**EXERCISE GOAL:**
Copy each line that holds "axis".

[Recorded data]
============

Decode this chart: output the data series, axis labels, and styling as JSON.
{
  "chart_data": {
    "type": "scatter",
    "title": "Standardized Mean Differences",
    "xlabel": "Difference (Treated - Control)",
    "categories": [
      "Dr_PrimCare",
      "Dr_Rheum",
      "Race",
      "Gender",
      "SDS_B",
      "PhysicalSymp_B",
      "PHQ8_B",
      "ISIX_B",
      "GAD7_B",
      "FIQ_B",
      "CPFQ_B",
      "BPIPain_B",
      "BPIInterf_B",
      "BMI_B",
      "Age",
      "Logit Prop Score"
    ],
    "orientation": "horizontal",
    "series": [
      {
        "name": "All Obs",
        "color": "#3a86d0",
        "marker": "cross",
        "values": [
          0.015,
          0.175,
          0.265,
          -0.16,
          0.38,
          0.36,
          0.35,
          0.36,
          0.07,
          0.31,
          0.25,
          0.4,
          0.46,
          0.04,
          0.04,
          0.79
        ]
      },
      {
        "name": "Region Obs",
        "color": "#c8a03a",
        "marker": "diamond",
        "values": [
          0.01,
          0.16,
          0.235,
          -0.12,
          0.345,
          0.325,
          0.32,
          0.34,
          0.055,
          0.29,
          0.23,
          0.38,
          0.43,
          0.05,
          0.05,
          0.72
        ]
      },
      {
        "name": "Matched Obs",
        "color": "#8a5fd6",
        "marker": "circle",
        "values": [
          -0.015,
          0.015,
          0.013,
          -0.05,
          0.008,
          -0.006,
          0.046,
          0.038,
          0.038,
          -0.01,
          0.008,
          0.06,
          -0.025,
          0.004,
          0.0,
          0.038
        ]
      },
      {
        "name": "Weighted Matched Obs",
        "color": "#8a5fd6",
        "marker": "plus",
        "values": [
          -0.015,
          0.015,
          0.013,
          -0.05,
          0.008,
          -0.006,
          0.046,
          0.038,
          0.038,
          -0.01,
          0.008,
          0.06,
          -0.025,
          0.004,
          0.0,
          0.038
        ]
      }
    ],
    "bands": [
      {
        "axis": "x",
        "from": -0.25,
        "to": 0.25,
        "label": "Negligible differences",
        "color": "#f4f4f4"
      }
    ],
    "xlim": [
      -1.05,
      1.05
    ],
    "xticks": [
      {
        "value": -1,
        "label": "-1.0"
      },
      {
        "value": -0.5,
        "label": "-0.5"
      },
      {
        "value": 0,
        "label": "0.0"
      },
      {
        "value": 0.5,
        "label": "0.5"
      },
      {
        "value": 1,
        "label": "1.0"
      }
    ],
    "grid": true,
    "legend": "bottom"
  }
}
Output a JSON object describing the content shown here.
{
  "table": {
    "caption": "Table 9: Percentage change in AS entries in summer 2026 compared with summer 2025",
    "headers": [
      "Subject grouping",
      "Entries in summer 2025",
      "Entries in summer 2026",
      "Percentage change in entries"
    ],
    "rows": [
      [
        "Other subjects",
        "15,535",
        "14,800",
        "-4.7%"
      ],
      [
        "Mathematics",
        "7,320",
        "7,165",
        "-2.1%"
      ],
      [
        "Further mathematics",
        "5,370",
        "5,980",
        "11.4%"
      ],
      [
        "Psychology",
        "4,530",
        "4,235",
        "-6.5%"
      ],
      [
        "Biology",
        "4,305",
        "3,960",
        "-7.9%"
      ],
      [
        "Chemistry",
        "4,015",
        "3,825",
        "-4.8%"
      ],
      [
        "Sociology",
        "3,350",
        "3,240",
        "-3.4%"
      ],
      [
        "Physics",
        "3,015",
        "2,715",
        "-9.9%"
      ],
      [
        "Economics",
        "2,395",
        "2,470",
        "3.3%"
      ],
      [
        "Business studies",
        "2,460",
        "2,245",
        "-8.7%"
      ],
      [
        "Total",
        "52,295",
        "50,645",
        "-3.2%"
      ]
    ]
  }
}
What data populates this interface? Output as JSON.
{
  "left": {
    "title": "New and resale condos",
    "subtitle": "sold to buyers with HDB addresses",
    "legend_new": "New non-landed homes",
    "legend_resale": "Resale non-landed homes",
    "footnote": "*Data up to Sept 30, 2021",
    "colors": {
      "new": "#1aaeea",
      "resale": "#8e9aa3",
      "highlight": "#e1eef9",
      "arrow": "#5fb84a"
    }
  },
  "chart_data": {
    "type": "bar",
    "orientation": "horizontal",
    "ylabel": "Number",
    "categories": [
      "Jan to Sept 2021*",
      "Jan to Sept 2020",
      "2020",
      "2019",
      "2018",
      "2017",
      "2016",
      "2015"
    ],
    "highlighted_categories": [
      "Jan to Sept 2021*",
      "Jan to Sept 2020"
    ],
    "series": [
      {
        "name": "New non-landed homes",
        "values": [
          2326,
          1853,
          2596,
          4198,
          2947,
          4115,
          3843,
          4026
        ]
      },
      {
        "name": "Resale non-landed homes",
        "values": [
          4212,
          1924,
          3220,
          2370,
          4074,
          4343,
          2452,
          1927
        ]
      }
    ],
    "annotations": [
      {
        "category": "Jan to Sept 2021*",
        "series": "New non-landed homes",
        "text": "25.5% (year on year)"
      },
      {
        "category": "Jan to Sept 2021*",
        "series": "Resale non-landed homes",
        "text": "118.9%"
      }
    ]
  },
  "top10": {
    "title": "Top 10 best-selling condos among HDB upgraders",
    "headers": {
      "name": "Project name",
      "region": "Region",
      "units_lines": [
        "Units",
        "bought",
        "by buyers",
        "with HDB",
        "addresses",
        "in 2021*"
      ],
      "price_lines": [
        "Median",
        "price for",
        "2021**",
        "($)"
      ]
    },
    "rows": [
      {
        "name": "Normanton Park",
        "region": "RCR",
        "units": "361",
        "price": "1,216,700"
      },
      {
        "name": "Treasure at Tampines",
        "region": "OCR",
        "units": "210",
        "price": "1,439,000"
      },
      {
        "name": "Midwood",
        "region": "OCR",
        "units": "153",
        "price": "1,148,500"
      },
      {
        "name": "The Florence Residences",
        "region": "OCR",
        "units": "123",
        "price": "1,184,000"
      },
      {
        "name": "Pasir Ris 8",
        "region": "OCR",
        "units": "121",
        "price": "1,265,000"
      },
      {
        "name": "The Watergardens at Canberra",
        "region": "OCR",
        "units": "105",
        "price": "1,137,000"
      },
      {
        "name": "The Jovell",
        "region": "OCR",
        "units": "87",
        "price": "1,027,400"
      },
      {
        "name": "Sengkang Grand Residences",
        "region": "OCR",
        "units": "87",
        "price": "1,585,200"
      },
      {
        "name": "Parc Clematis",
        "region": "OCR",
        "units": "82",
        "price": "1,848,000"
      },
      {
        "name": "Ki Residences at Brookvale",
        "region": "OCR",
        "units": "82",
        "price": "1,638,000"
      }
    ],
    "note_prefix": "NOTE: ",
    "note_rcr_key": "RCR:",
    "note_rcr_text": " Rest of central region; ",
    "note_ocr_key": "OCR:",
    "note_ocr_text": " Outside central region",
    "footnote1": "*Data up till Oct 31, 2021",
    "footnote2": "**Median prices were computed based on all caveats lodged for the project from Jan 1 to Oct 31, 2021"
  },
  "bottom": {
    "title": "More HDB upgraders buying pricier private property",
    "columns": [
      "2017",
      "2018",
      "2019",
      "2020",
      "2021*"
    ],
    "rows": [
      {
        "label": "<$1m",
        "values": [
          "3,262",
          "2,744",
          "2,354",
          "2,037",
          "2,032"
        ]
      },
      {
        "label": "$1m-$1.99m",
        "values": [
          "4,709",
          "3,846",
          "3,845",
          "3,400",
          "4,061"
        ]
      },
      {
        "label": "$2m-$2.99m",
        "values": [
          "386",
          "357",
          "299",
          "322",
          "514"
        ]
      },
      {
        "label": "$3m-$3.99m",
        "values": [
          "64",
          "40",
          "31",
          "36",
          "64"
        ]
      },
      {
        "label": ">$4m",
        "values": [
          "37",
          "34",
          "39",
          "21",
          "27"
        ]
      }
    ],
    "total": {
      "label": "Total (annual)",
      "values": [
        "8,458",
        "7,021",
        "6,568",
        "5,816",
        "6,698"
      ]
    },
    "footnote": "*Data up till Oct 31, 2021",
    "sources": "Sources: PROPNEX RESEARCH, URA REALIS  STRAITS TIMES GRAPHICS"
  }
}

============

**OUTPUT:**
Decode this chart: output the data series, axis labels, and styling as JSON.
        "axis": "x",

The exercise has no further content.